_What is needed:_ Tell how many lines have the string "슬라이드" in them, and write nothing besides the number.

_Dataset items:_
------------------------------------------------------------------------
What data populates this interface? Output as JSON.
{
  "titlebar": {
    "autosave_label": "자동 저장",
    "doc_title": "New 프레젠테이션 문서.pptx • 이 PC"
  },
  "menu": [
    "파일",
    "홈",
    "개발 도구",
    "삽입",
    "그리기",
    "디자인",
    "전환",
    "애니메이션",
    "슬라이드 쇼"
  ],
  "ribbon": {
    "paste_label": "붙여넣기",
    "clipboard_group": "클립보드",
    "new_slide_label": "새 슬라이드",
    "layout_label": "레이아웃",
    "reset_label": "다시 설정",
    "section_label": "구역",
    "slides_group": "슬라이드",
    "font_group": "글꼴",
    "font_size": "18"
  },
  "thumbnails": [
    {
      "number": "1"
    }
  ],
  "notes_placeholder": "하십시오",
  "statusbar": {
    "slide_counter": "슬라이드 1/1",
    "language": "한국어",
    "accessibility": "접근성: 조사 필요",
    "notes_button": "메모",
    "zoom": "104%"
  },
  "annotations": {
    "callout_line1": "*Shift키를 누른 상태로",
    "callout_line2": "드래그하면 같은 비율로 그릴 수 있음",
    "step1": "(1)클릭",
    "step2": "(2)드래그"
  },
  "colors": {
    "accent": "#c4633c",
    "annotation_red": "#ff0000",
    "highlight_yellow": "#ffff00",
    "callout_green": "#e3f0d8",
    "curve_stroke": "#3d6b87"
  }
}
------------------------------------------------------------------------
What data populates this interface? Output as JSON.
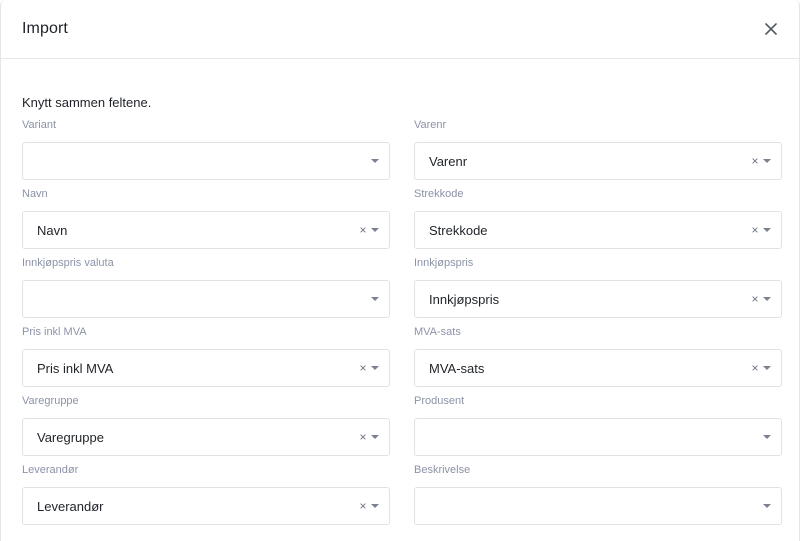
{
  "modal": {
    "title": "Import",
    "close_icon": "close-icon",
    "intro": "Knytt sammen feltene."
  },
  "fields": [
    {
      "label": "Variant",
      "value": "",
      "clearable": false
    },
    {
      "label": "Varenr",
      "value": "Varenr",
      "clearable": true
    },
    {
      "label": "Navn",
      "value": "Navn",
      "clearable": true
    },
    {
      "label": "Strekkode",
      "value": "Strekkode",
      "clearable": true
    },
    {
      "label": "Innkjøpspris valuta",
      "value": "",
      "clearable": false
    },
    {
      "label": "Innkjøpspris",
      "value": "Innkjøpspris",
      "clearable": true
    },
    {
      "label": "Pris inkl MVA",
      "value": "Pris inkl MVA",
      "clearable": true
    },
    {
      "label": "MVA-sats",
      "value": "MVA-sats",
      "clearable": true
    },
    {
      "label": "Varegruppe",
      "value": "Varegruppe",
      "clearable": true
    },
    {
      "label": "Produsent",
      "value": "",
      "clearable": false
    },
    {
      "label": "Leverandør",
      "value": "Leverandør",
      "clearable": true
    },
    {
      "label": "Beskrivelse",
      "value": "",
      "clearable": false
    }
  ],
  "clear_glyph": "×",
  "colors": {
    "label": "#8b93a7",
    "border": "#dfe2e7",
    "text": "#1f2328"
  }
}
------------------------------------------------------------------------
_Exercise solution:_ 4